→ **Exercise aim**:
Look through the listing and locate every line containing the word "ответы"; copy those lines.

→ **Available records**:
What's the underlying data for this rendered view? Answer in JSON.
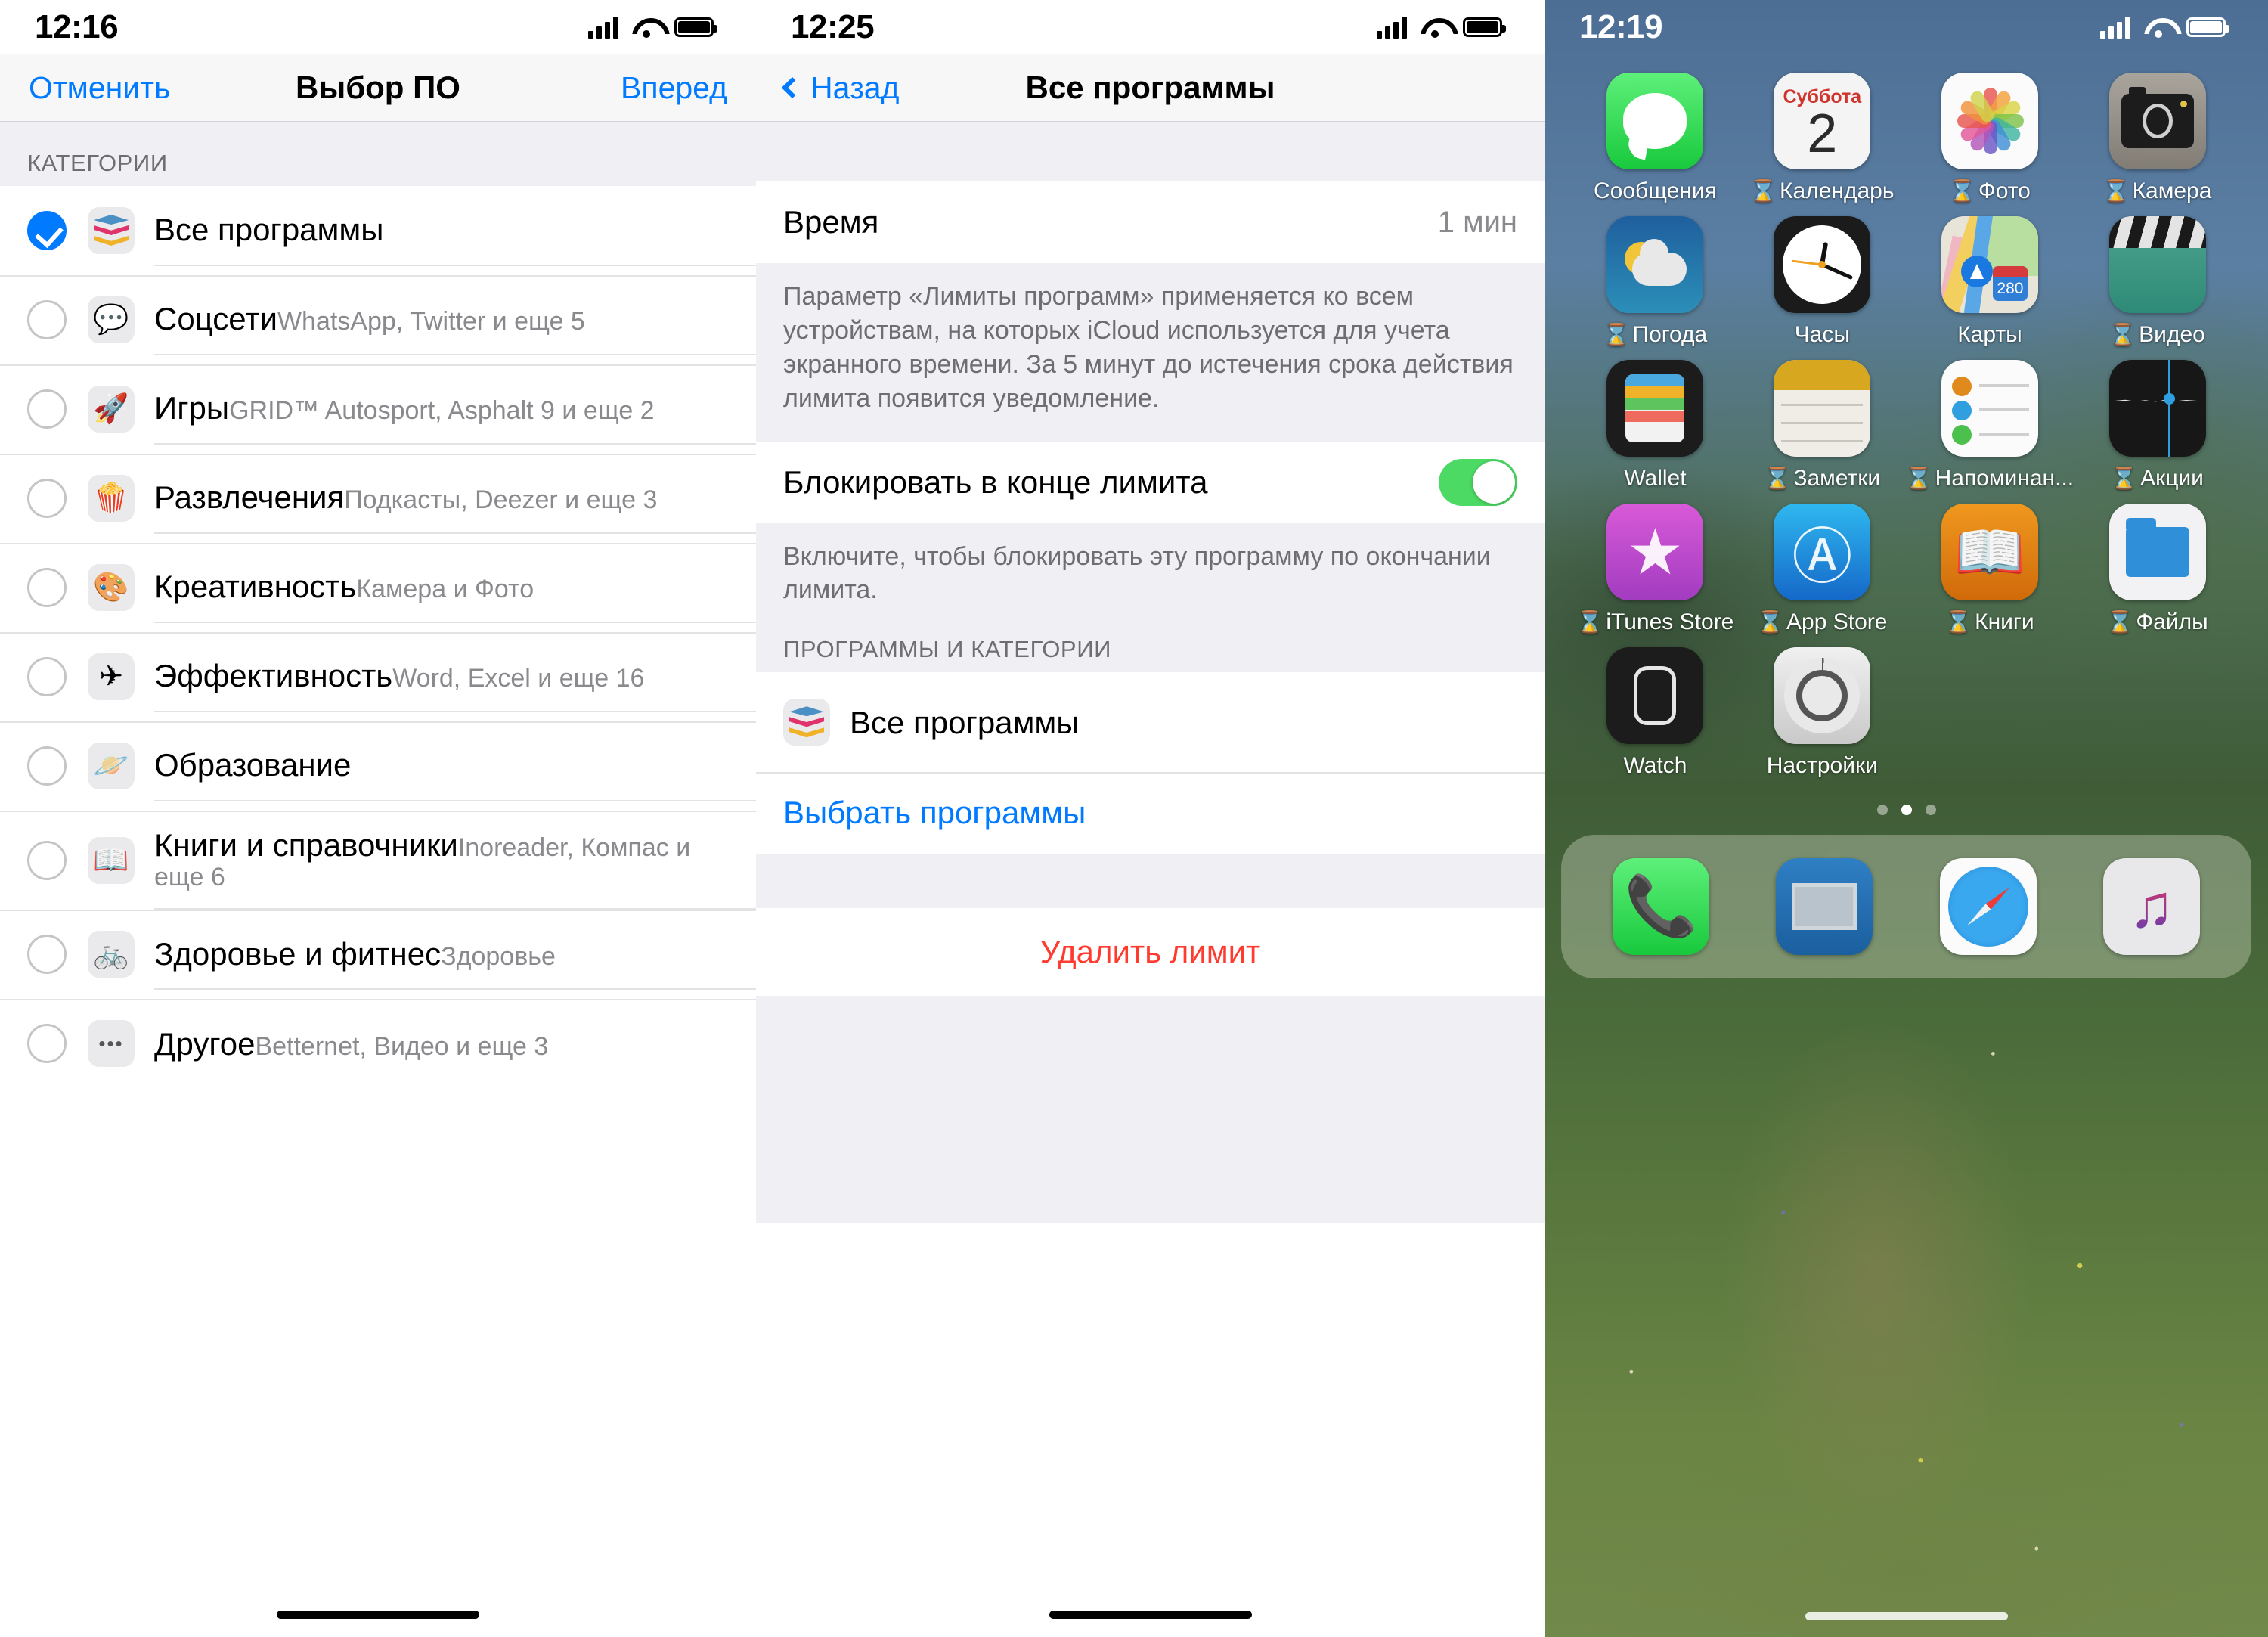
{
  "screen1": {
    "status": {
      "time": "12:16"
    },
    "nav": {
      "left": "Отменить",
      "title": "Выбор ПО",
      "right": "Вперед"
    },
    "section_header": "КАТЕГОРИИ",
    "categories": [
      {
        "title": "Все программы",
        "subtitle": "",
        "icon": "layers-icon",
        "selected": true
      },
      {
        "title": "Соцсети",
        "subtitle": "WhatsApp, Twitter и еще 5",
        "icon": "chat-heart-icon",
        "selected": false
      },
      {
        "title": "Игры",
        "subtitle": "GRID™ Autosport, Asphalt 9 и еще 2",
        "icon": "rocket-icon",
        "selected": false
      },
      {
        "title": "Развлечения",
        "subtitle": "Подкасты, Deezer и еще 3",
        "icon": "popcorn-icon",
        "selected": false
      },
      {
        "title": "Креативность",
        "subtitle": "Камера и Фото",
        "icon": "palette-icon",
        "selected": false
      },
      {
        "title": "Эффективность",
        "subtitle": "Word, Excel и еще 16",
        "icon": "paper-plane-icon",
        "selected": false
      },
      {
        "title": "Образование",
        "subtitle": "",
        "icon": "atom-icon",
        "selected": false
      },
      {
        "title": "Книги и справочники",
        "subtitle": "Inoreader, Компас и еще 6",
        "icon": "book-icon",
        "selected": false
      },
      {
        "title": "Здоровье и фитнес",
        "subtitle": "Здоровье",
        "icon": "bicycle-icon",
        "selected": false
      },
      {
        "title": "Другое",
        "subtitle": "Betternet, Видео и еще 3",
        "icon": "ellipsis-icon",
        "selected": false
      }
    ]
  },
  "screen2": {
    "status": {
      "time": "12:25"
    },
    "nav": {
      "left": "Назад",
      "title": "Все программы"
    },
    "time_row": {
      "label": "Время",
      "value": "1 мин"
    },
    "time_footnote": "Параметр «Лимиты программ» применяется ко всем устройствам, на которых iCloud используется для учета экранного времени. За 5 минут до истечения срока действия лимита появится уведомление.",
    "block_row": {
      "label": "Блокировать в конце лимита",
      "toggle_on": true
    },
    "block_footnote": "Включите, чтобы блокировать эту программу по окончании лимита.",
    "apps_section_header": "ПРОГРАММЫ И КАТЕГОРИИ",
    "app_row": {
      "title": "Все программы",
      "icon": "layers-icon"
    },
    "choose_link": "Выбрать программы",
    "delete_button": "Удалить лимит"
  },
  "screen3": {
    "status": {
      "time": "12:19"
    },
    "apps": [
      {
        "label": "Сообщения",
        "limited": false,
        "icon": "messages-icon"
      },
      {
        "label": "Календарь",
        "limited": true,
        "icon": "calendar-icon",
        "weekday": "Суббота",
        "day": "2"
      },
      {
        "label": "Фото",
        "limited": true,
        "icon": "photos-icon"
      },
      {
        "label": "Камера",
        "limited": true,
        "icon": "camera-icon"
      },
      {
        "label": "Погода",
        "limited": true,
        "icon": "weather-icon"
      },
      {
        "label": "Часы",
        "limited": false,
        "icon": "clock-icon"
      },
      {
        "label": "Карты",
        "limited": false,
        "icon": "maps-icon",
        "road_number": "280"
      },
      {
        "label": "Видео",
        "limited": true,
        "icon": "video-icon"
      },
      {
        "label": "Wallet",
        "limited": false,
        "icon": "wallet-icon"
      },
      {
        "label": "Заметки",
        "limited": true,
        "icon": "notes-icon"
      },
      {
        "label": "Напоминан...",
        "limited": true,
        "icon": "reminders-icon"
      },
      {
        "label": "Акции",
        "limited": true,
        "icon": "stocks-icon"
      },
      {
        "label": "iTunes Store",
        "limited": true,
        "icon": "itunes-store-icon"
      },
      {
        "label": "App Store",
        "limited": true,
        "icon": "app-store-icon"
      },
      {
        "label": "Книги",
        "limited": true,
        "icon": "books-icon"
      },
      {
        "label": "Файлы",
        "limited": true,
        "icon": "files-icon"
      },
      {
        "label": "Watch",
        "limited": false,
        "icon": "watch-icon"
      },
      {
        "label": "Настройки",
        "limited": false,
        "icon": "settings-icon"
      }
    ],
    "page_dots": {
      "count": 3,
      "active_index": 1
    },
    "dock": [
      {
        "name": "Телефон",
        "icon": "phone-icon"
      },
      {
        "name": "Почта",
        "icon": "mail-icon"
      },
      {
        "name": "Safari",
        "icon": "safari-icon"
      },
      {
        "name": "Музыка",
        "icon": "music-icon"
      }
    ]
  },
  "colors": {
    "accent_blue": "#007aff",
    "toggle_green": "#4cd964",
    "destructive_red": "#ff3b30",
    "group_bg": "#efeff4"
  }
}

---

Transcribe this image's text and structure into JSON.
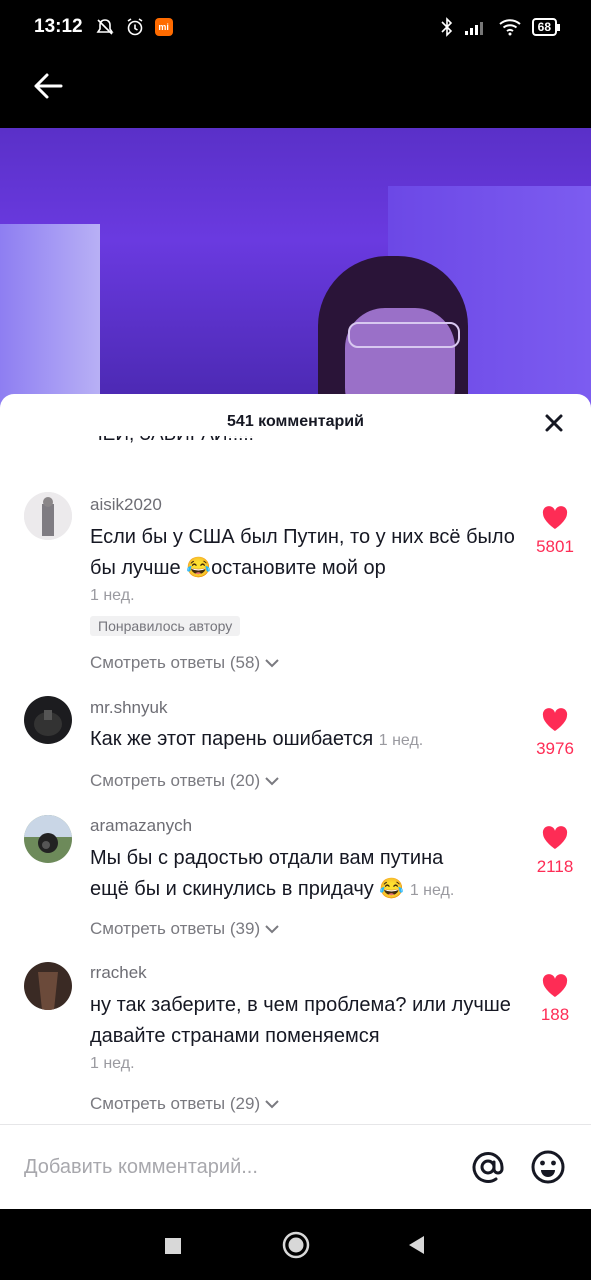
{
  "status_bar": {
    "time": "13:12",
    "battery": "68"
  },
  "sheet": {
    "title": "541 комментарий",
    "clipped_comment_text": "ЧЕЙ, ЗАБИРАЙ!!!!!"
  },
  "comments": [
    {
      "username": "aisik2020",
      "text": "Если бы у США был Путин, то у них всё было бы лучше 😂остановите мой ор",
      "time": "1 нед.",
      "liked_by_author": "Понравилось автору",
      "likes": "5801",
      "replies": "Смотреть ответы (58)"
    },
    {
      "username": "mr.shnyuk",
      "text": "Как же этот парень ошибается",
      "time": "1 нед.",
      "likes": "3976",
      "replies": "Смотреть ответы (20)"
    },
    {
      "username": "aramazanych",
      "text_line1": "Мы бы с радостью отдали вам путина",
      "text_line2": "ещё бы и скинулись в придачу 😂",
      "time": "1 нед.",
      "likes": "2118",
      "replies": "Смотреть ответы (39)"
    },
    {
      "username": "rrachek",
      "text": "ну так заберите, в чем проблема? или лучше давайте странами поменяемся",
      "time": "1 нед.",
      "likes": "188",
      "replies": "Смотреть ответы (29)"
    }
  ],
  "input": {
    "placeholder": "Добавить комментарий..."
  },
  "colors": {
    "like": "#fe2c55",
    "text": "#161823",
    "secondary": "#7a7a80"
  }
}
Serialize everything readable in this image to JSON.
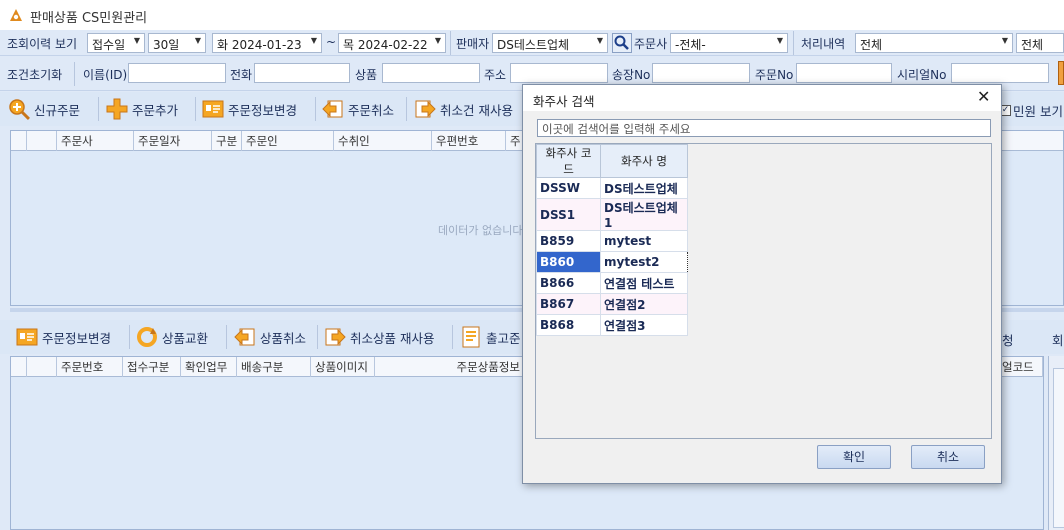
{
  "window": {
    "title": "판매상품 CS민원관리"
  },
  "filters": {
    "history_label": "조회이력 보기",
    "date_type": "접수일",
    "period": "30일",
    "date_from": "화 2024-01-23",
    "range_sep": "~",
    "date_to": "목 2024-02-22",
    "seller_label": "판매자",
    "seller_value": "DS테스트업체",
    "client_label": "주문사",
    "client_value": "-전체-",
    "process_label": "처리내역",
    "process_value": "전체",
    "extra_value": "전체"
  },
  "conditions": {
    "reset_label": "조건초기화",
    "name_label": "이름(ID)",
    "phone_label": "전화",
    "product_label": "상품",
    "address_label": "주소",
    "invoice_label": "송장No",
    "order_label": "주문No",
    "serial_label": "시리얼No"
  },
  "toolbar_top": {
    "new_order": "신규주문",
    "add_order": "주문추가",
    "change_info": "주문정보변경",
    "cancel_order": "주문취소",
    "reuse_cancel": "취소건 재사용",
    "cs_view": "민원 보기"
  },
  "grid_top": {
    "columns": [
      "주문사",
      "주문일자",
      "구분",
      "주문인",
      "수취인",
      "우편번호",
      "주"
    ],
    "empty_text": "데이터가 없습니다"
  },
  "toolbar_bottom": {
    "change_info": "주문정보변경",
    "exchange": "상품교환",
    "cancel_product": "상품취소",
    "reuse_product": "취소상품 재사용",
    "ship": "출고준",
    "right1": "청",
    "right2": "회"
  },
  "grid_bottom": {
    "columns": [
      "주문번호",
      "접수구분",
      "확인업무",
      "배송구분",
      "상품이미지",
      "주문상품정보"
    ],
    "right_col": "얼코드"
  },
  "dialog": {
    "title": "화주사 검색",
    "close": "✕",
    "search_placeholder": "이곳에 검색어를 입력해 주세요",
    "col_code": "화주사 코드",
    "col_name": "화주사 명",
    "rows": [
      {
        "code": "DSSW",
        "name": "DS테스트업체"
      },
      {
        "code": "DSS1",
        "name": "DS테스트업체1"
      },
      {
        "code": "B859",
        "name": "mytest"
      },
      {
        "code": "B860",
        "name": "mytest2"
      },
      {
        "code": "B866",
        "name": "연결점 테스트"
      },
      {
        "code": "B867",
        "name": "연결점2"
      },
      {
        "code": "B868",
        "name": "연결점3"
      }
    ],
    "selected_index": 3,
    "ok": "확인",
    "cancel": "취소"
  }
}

→ **Solution for this exercise**:
      "replies": "Смотреть ответы (58)"
      "replies": "Смотреть ответы (20)"
      "replies": "Смотреть ответы (39)"
      "replies": "Смотреть ответы (29)"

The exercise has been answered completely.